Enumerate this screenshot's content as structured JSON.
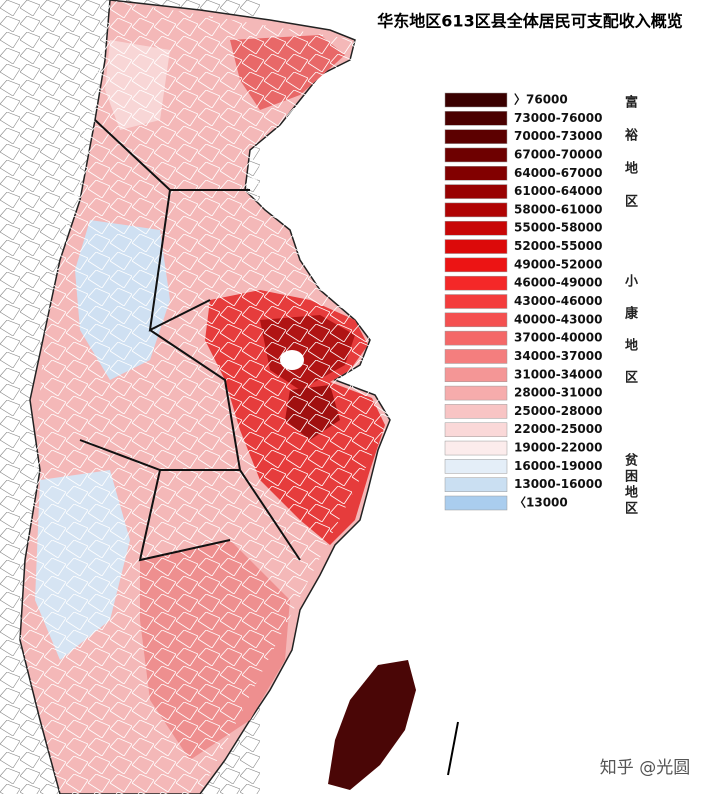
{
  "title": "华东地区613区县全体居民可支配收入概览",
  "legend": [
    {
      "label": "〉76000",
      "color": "#3a0000"
    },
    {
      "label": "73000-76000",
      "color": "#4a0000"
    },
    {
      "label": "70000-73000",
      "color": "#5c0000"
    },
    {
      "label": "67000-70000",
      "color": "#6e0000"
    },
    {
      "label": "64000-67000",
      "color": "#820000"
    },
    {
      "label": "61000-64000",
      "color": "#980202"
    },
    {
      "label": "58000-61000",
      "color": "#b00404"
    },
    {
      "label": "55000-58000",
      "color": "#c80606"
    },
    {
      "label": "52000-55000",
      "color": "#dc0a0a"
    },
    {
      "label": "49000-52000",
      "color": "#ec1414"
    },
    {
      "label": "46000-49000",
      "color": "#f42828"
    },
    {
      "label": "43000-46000",
      "color": "#f43c3c"
    },
    {
      "label": "40000-43000",
      "color": "#f45050"
    },
    {
      "label": "37000-40000",
      "color": "#f46868"
    },
    {
      "label": "34000-37000",
      "color": "#f47e7e"
    },
    {
      "label": "31000-34000",
      "color": "#f49696"
    },
    {
      "label": "28000-31000",
      "color": "#f6acac"
    },
    {
      "label": "25000-28000",
      "color": "#f8c4c4"
    },
    {
      "label": "22000-25000",
      "color": "#fad8d8"
    },
    {
      "label": "19000-22000",
      "color": "#fcecec"
    },
    {
      "label": "16000-19000",
      "color": "#e4eef8"
    },
    {
      "label": "13000-16000",
      "color": "#cadff2"
    },
    {
      "label": "〈13000",
      "color": "#aacdee"
    }
  ],
  "side_labels": [
    "富裕地区",
    "小康地区",
    "贫困地区"
  ],
  "watermark": "知乎 @光圆"
}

────

■ **EXERCISE INSTRUCTIONS**: Give all the lines above again, character for character, without pictures.

■ **RESULT OF THIS TASK**:
Enumerate this screenshot's content as structured JSON.
{
  "title": "华东地区613区县全体居民可支配收入概览",
  "legend": [
    {
      "label": "〉76000",
      "color": "#3a0000"
    },
    {
      "label": "73000-76000",
      "color": "#4a0000"
    },
    {
      "label": "70000-73000",
      "color": "#5c0000"
    },
    {
      "label": "67000-70000",
      "color": "#6e0000"
    },
    {
      "label": "64000-67000",
      "color": "#820000"
    },
    {
      "label": "61000-64000",
      "color": "#980202"
    },
    {
      "label": "58000-61000",
      "color": "#b00404"
    },
    {
      "label": "55000-58000",
      "color": "#c80606"
    },
    {
      "label": "52000-55000",
      "color": "#dc0a0a"
    },
    {
      "label": "49000-52000",
      "color": "#ec1414"
    },
    {
      "label": "46000-49000",
      "color": "#f42828"
    },
    {
      "label": "43000-46000",
      "color": "#f43c3c"
    },
    {
      "label": "40000-43000",
      "color": "#f45050"
    },
    {
      "label": "37000-40000",
      "color": "#f46868"
    },
    {
      "label": "34000-37000",
      "color": "#f47e7e"
    },
    {
      "label": "31000-34000",
      "color": "#f49696"
    },
    {
      "label": "28000-31000",
      "color": "#f6acac"
    },
    {
      "label": "25000-28000",
      "color": "#f8c4c4"
    },
    {
      "label": "22000-25000",
      "color": "#fad8d8"
    },
    {
      "label": "19000-22000",
      "color": "#fcecec"
    },
    {
      "label": "16000-19000",
      "color": "#e4eef8"
    },
    {
      "label": "13000-16000",
      "color": "#cadff2"
    },
    {
      "label": "〈13000",
      "color": "#aacdee"
    }
  ],
  "side_labels": [
    "富裕地区",
    "小康地区",
    "贫困地区"
  ],
  "watermark": "知乎 @光圆"
}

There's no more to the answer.